> **Requirements**:
Return every line of the records below unchanged and in the same order.
******************************
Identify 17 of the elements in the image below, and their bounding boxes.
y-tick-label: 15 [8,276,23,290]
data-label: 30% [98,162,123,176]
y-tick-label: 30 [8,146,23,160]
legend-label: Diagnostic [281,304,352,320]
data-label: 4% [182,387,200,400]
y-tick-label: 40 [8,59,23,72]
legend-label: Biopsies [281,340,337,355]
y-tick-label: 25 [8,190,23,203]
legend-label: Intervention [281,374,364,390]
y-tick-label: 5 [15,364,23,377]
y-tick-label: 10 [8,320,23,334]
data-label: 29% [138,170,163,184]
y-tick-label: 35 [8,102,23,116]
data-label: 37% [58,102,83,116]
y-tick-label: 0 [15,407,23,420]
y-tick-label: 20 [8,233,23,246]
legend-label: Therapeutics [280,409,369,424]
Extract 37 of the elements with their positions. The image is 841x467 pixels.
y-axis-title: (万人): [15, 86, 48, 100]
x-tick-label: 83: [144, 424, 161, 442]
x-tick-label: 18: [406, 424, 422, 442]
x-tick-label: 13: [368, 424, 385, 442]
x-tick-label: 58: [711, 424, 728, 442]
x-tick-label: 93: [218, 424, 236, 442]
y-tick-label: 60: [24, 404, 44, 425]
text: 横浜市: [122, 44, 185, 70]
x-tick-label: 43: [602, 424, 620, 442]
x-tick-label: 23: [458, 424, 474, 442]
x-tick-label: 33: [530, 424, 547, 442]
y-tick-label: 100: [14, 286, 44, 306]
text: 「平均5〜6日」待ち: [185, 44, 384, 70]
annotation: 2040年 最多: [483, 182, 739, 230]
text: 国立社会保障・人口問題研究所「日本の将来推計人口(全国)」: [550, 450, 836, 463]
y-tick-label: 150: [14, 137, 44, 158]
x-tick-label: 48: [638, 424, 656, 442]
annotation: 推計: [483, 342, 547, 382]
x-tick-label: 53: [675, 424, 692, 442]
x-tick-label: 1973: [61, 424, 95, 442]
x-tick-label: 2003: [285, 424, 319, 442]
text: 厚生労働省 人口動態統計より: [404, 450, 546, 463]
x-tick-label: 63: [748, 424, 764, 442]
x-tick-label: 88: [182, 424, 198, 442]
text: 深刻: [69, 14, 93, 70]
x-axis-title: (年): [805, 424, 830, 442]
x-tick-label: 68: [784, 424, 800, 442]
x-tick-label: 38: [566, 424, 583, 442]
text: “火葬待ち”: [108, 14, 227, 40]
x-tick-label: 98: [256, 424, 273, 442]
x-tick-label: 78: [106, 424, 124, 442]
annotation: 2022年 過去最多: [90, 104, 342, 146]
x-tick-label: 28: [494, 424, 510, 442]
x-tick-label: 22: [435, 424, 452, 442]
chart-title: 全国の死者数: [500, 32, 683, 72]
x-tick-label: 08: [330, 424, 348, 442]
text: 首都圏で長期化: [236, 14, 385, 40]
******************************
> **Finished exercise**:
Identify 17 of the elements in the image below, and their bounding boxes.
y-tick-label: 15 [8,276,23,290]
data-label: 30% [98,162,123,176]
y-tick-label: 30 [8,146,23,160]
legend-label: Diagnostic [281,304,352,320]
data-label: 4% [182,387,200,400]
y-tick-label: 40 [8,59,23,72]
legend-label: Biopsies [281,340,337,355]
y-tick-label: 25 [8,190,23,203]
legend-label: Intervention [281,374,364,390]
y-tick-label: 5 [15,364,23,377]
y-tick-label: 10 [8,320,23,334]
data-label: 29% [138,170,163,184]
y-tick-label: 35 [8,102,23,116]
data-label: 37% [58,102,83,116]
y-tick-label: 0 [15,407,23,420]
y-tick-label: 20 [8,233,23,246]
legend-label: Therapeutics [280,409,369,424]
Extract 37 of the elements with their positions. The image is 841x467 pixels.
y-axis-title: (万人): [15, 86, 48, 100]
x-tick-label: 83: [144, 424, 161, 442]
x-tick-label: 18: [406, 424, 422, 442]
x-tick-label: 13: [368, 424, 385, 442]
x-tick-label: 58: [711, 424, 728, 442]
x-tick-label: 93: [218, 424, 236, 442]
y-tick-label: 60: [24, 404, 44, 425]
text: 横浜市: [122, 44, 185, 70]
x-tick-label: 43: [602, 424, 620, 442]
x-tick-label: 23: [458, 424, 474, 442]
x-tick-label: 33: [530, 424, 547, 442]
y-tick-label: 100: [14, 286, 44, 306]
text: 「平均5〜6日」待ち: [185, 44, 384, 70]
annotation: 2040年 最多: [483, 182, 739, 230]
text: 国立社会保障・人口問題研究所「日本の将来推計人口(全国)」: [550, 450, 836, 463]
y-tick-label: 150: [14, 137, 44, 158]
x-tick-label: 48: [638, 424, 656, 442]
annotation: 推計: [483, 342, 547, 382]
x-tick-label: 53: [675, 424, 692, 442]
x-tick-label: 1973: [61, 424, 95, 442]
x-tick-label: 2003: [285, 424, 319, 442]
text: 厚生労働省 人口動態統計より: [404, 450, 546, 463]
x-tick-label: 63: [748, 424, 764, 442]
x-tick-label: 88: [182, 424, 198, 442]
text: 深刻: [69, 14, 93, 70]
x-axis-title: (年): [805, 424, 830, 442]
x-tick-label: 68: [784, 424, 800, 442]
x-tick-label: 38: [566, 424, 583, 442]
text: “火葬待ち”: [108, 14, 227, 40]
x-tick-label: 98: [256, 424, 273, 442]
x-tick-label: 78: [106, 424, 124, 442]
annotation: 2022年 過去最多: [90, 104, 342, 146]
x-tick-label: 28: [494, 424, 510, 442]
x-tick-label: 22: [435, 424, 452, 442]
chart-title: 全国の死者数: [500, 32, 683, 72]
x-tick-label: 08: [330, 424, 348, 442]
text: 首都圏で長期化: [236, 14, 385, 40]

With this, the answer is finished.